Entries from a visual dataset
::::::::

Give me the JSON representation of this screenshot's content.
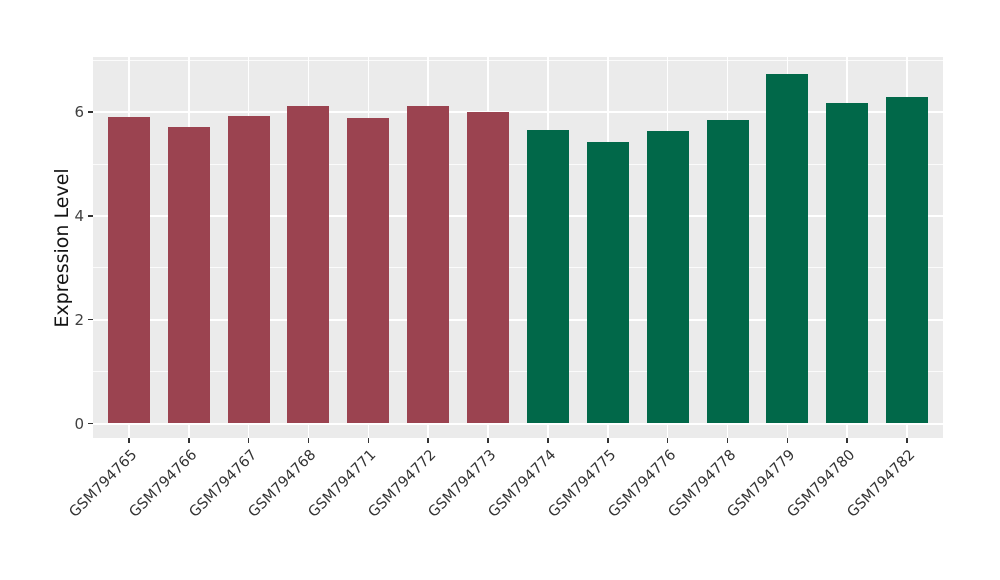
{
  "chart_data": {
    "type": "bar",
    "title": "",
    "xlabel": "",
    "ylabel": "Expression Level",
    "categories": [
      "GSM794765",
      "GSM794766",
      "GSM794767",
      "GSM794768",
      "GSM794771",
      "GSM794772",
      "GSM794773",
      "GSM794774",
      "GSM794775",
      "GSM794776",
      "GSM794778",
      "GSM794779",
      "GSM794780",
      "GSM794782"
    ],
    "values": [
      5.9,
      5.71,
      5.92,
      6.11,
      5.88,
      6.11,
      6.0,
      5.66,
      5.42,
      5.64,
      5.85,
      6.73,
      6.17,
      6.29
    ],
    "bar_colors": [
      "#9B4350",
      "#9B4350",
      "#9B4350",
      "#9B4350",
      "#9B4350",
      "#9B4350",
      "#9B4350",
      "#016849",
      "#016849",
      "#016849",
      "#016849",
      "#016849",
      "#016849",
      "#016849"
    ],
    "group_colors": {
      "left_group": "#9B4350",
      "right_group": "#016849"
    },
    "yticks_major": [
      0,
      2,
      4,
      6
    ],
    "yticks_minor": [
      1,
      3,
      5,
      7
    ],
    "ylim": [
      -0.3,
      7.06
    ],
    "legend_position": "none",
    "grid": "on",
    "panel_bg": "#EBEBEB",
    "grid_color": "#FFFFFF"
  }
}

::::::::

◆ Directive
Quote the material exactly. Pictures stay out.

◆ Task answer
Give me the JSON representation of this screenshot's content.
{
  "chart_data": {
    "type": "bar",
    "title": "",
    "xlabel": "",
    "ylabel": "Expression Level",
    "categories": [
      "GSM794765",
      "GSM794766",
      "GSM794767",
      "GSM794768",
      "GSM794771",
      "GSM794772",
      "GSM794773",
      "GSM794774",
      "GSM794775",
      "GSM794776",
      "GSM794778",
      "GSM794779",
      "GSM794780",
      "GSM794782"
    ],
    "values": [
      5.9,
      5.71,
      5.92,
      6.11,
      5.88,
      6.11,
      6.0,
      5.66,
      5.42,
      5.64,
      5.85,
      6.73,
      6.17,
      6.29
    ],
    "bar_colors": [
      "#9B4350",
      "#9B4350",
      "#9B4350",
      "#9B4350",
      "#9B4350",
      "#9B4350",
      "#9B4350",
      "#016849",
      "#016849",
      "#016849",
      "#016849",
      "#016849",
      "#016849",
      "#016849"
    ],
    "group_colors": {
      "left_group": "#9B4350",
      "right_group": "#016849"
    },
    "yticks_major": [
      0,
      2,
      4,
      6
    ],
    "yticks_minor": [
      1,
      3,
      5,
      7
    ],
    "ylim": [
      -0.3,
      7.06
    ],
    "legend_position": "none",
    "grid": "on",
    "panel_bg": "#EBEBEB",
    "grid_color": "#FFFFFF"
  }
}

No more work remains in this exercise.